_What is expected_:
Check each line of the data for "Strongly" and select those that have it.

_Input records_:
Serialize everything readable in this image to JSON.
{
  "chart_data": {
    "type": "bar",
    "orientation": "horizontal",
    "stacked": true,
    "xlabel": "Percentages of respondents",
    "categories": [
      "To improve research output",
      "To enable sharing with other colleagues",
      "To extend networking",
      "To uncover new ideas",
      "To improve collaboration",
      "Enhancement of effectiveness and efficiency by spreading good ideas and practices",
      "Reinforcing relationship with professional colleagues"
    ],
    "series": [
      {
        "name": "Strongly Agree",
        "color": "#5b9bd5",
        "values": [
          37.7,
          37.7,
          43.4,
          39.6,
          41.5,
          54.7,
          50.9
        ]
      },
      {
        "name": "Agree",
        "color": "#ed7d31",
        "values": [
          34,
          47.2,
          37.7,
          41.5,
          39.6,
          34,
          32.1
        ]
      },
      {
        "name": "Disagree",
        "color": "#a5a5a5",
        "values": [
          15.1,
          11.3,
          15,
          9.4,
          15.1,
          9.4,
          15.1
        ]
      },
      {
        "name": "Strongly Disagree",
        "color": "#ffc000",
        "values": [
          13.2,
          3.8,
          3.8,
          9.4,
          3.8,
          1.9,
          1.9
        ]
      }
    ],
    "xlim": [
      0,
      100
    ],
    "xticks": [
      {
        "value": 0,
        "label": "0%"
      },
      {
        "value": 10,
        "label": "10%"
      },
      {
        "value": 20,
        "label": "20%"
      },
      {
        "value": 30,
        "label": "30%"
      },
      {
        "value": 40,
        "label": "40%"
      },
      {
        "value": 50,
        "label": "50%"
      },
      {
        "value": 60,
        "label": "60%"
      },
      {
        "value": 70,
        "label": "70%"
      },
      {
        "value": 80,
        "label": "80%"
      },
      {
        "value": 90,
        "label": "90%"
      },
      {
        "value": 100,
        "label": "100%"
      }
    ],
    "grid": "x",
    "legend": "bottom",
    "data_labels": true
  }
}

_Expected answer_:
        "name": "Strongly Agree",
        "name": "Strongly Disagree",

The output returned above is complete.